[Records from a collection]
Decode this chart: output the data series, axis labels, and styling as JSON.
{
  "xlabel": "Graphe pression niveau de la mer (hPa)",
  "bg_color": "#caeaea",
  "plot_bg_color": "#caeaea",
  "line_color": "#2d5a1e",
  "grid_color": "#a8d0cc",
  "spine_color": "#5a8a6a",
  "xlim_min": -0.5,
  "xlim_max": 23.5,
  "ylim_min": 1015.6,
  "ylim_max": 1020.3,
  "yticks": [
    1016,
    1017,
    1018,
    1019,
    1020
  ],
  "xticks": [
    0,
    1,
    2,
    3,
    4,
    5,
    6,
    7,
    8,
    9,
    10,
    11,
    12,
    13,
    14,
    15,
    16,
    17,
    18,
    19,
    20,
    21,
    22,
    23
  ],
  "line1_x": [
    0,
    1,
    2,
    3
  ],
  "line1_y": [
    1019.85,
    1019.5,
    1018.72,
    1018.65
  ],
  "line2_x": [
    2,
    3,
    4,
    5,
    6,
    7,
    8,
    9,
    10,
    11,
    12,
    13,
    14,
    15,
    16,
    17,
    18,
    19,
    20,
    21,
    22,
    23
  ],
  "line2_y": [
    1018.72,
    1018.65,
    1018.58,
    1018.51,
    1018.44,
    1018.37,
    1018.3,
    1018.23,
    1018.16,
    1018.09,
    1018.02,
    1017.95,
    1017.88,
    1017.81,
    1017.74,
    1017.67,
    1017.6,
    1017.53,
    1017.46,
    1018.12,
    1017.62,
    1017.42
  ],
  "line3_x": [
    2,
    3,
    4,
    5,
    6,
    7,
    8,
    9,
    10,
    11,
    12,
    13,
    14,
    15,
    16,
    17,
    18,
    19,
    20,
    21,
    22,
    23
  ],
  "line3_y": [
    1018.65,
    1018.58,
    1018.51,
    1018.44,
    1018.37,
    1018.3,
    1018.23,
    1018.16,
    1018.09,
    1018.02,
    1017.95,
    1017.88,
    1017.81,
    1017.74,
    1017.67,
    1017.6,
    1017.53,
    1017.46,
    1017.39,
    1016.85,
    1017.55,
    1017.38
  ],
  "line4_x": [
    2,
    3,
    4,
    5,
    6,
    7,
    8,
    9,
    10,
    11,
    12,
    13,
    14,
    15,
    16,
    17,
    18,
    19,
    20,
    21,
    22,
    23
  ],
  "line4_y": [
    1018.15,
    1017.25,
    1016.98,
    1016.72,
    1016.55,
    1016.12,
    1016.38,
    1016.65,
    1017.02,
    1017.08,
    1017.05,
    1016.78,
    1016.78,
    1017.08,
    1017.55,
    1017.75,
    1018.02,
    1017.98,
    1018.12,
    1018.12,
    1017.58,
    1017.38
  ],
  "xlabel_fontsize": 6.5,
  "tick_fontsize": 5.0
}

- [THE REQUEST]: Transcribe all of the entries without altering anything.

- [RESULT]:
Decode this chart: output the data series, axis labels, and styling as JSON.
{
  "xlabel": "Graphe pression niveau de la mer (hPa)",
  "bg_color": "#caeaea",
  "plot_bg_color": "#caeaea",
  "line_color": "#2d5a1e",
  "grid_color": "#a8d0cc",
  "spine_color": "#5a8a6a",
  "xlim_min": -0.5,
  "xlim_max": 23.5,
  "ylim_min": 1015.6,
  "ylim_max": 1020.3,
  "yticks": [
    1016,
    1017,
    1018,
    1019,
    1020
  ],
  "xticks": [
    0,
    1,
    2,
    3,
    4,
    5,
    6,
    7,
    8,
    9,
    10,
    11,
    12,
    13,
    14,
    15,
    16,
    17,
    18,
    19,
    20,
    21,
    22,
    23
  ],
  "line1_x": [
    0,
    1,
    2,
    3
  ],
  "line1_y": [
    1019.85,
    1019.5,
    1018.72,
    1018.65
  ],
  "line2_x": [
    2,
    3,
    4,
    5,
    6,
    7,
    8,
    9,
    10,
    11,
    12,
    13,
    14,
    15,
    16,
    17,
    18,
    19,
    20,
    21,
    22,
    23
  ],
  "line2_y": [
    1018.72,
    1018.65,
    1018.58,
    1018.51,
    1018.44,
    1018.37,
    1018.3,
    1018.23,
    1018.16,
    1018.09,
    1018.02,
    1017.95,
    1017.88,
    1017.81,
    1017.74,
    1017.67,
    1017.6,
    1017.53,
    1017.46,
    1018.12,
    1017.62,
    1017.42
  ],
  "line3_x": [
    2,
    3,
    4,
    5,
    6,
    7,
    8,
    9,
    10,
    11,
    12,
    13,
    14,
    15,
    16,
    17,
    18,
    19,
    20,
    21,
    22,
    23
  ],
  "line3_y": [
    1018.65,
    1018.58,
    1018.51,
    1018.44,
    1018.37,
    1018.3,
    1018.23,
    1018.16,
    1018.09,
    1018.02,
    1017.95,
    1017.88,
    1017.81,
    1017.74,
    1017.67,
    1017.6,
    1017.53,
    1017.46,
    1017.39,
    1016.85,
    1017.55,
    1017.38
  ],
  "line4_x": [
    2,
    3,
    4,
    5,
    6,
    7,
    8,
    9,
    10,
    11,
    12,
    13,
    14,
    15,
    16,
    17,
    18,
    19,
    20,
    21,
    22,
    23
  ],
  "line4_y": [
    1018.15,
    1017.25,
    1016.98,
    1016.72,
    1016.55,
    1016.12,
    1016.38,
    1016.65,
    1017.02,
    1017.08,
    1017.05,
    1016.78,
    1016.78,
    1017.08,
    1017.55,
    1017.75,
    1018.02,
    1017.98,
    1018.12,
    1018.12,
    1017.58,
    1017.38
  ],
  "xlabel_fontsize": 6.5,
  "tick_fontsize": 5.0
}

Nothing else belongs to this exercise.